■ Requirements:
Please lay out the entries between the line holding "y-axis-title: log(At - A∞) (33, 286, 55, 376)" and the line holding "point (172, 90, 190, 108)", inclusive, as a numbered list with blank lines omitted.

## start

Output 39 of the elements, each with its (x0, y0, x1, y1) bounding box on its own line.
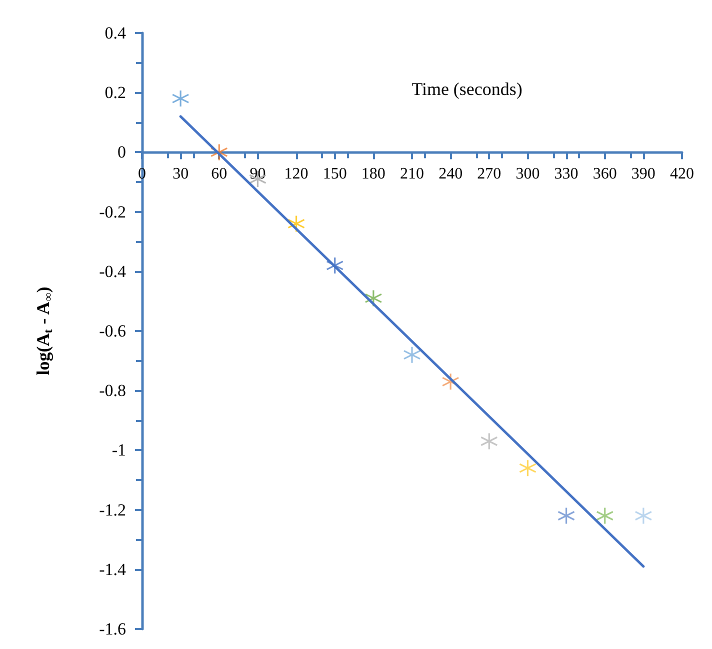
y-axis-title: log(At - A∞) (33, 286, 55, 376)
x-tick-label: 30 (172, 166, 189, 183)
x-tick-label: 180 (361, 166, 386, 183)
x-tick-label: 90 (250, 166, 266, 183)
x-tick-label: 270 (477, 166, 502, 183)
y-tick-label: -0.4 (99, 262, 126, 281)
y-tick-label: -1.2 (99, 500, 126, 520)
x-axis-title: Time (seconds) (412, 79, 522, 100)
y-tick-label: -1.4 (99, 560, 126, 579)
point (557, 506, 576, 525)
point (326, 256, 344, 274)
y-tick-label: -1.6 (99, 620, 126, 638)
point (634, 506, 652, 525)
point (172, 90, 190, 108)
x-tick-label: 150 (322, 166, 347, 183)
y-tick-label: -0.6 (99, 322, 126, 340)
point (364, 289, 382, 308)
y-tick-label: -1 (112, 440, 126, 460)
x-tick-label: 120 (284, 166, 308, 183)
point (210, 143, 228, 161)
point (518, 459, 537, 477)
y-tick-label: -0.2 (99, 202, 126, 222)
x-tick-label: 210 (400, 166, 424, 183)
x-tick-label: 300 (516, 166, 540, 183)
point (287, 214, 306, 233)
x-tick-label: 240 (438, 166, 463, 183)
x-tick-label: 60 (211, 166, 228, 183)
x-tick-label: 390 (631, 166, 656, 183)
y-tick-label: 0.2 (104, 83, 126, 102)
x-tick-label: 420 (670, 166, 694, 183)
y-tick-label: -0.8 (99, 381, 126, 400)
point (480, 432, 498, 450)
point (442, 372, 460, 390)
y-tick-label: 0 (118, 142, 126, 162)
y-tick-label: 0.4 (104, 24, 126, 42)
point (596, 506, 614, 525)
x-tick-label: 360 (592, 166, 617, 183)
point (403, 346, 421, 364)
x-tick-label: 330 (554, 166, 578, 183)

## end

■ Solution to the exercise:
1. y-axis-title: log(At - A∞) (33, 286, 55, 376)
2. x-tick-label: 30 (172, 166, 189, 183)
3. x-tick-label: 180 (361, 166, 386, 183)
4. x-tick-label: 90 (250, 166, 266, 183)
5. x-tick-label: 270 (477, 166, 502, 183)
6. y-tick-label: -0.4 (99, 262, 126, 281)
7. y-tick-label: -1.2 (99, 500, 126, 520)
8. x-axis-title: Time (seconds) (412, 79, 522, 100)
9. y-tick-label: -1.4 (99, 560, 126, 579)
10. point (557, 506, 576, 525)
11. point (326, 256, 344, 274)
12. y-tick-label: -1.6 (99, 620, 126, 638)
13. point (634, 506, 652, 525)
14. point (172, 90, 190, 108)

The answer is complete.